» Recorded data
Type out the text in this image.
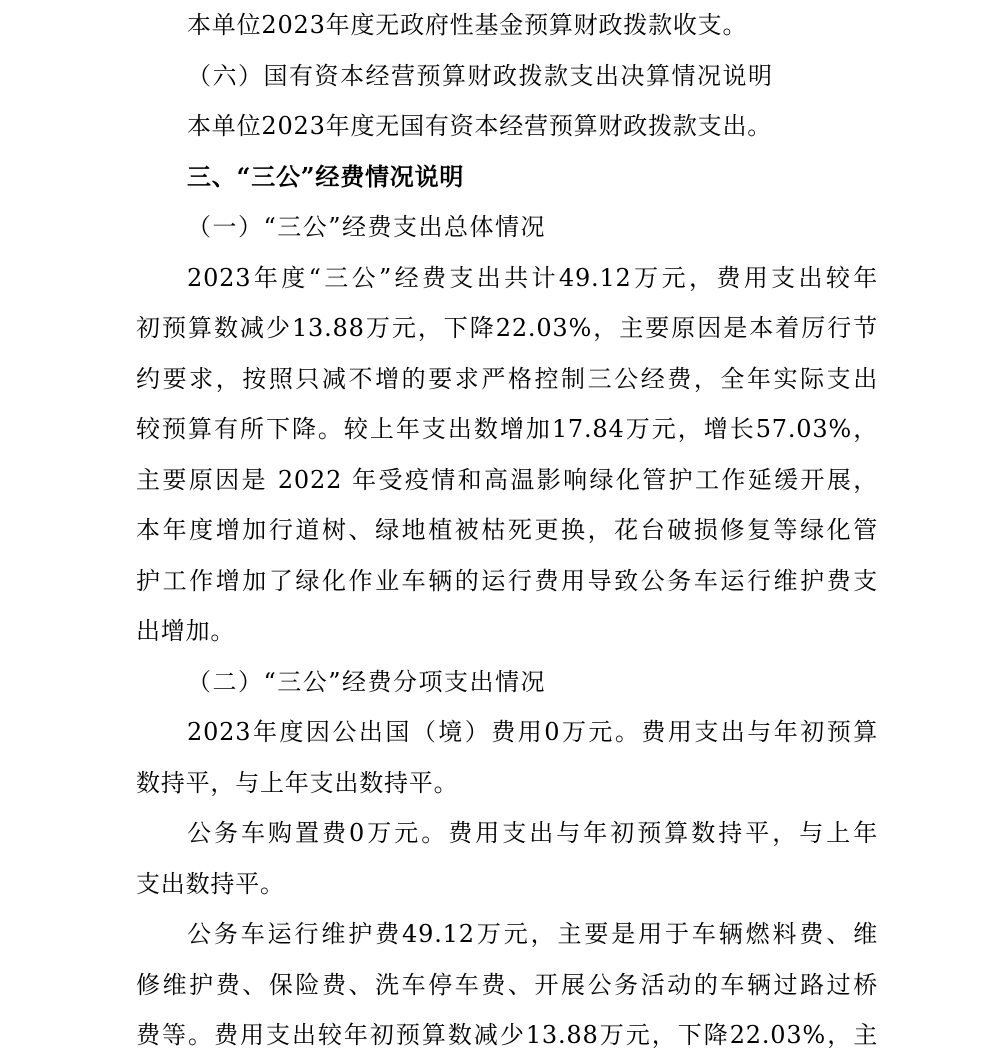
本单位2023年度无政府性基金预算财政拨款收支。
（六）国有资本经营预算财政拨款支出决算情况说明
本单位2023年度无国有资本经营预算财政拨款支出。
三、“三公”经费情况说明
（一）“三公”经费支出总体情况
2023年度“三公”经费支出共计49.12万元，费用支出较年
初预算数减少13.88万元，下降22.03%，主要原因是本着厉行节
约要求，按照只减不增的要求严格控制三公经费，全年实际支出
较预算有所下降。较上年支出数增加17.84万元，增长57.03%，
主要原因是 2022 年受疫情和高温影响绿化管护工作延缓开展，
本年度增加行道树、绿地植被枯死更换，花台破损修复等绿化管
护工作增加了绿化作业车辆的运行费用导致公务车运行维护费支
出增加。
（二）“三公”经费分项支出情况
2023年度因公出国（境）费用0万元。费用支出与年初预算
数持平，与上年支出数持平。
公务车购置费0万元。费用支出与年初预算数持平，与上年
支出数持平。
公务车运行维护费49.12万元，主要是用于车辆燃料费、维
修维护费、保险费、洗车停车费、开展公务活动的车辆过路过桥
费等。费用支出较年初预算数减少13.88万元，下降22.03%，主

» EXERCISE AIM
Quote every line of the records above exactly; no picture is to be copied.

» SOLUTION TO THIS TASK
Type out the text in this image.
本单位2023年度无政府性基金预算财政拨款收支。
（六）国有资本经营预算财政拨款支出决算情况说明
本单位2023年度无国有资本经营预算财政拨款支出。
三、“三公”经费情况说明
（一）“三公”经费支出总体情况
2023年度“三公”经费支出共计49.12万元，费用支出较年
初预算数减少13.88万元，下降22.03%，主要原因是本着厉行节
约要求，按照只减不增的要求严格控制三公经费，全年实际支出
较预算有所下降。较上年支出数增加17.84万元，增长57.03%，
主要原因是 2022 年受疫情和高温影响绿化管护工作延缓开展，
本年度增加行道树、绿地植被枯死更换，花台破损修复等绿化管
护工作增加了绿化作业车辆的运行费用导致公务车运行维护费支
出增加。
（二）“三公”经费分项支出情况
2023年度因公出国（境）费用0万元。费用支出与年初预算
数持平，与上年支出数持平。
公务车购置费0万元。费用支出与年初预算数持平，与上年
支出数持平。
公务车运行维护费49.12万元，主要是用于车辆燃料费、维
修维护费、保险费、洗车停车费、开展公务活动的车辆过路过桥
费等。费用支出较年初预算数减少13.88万元，下降22.03%，主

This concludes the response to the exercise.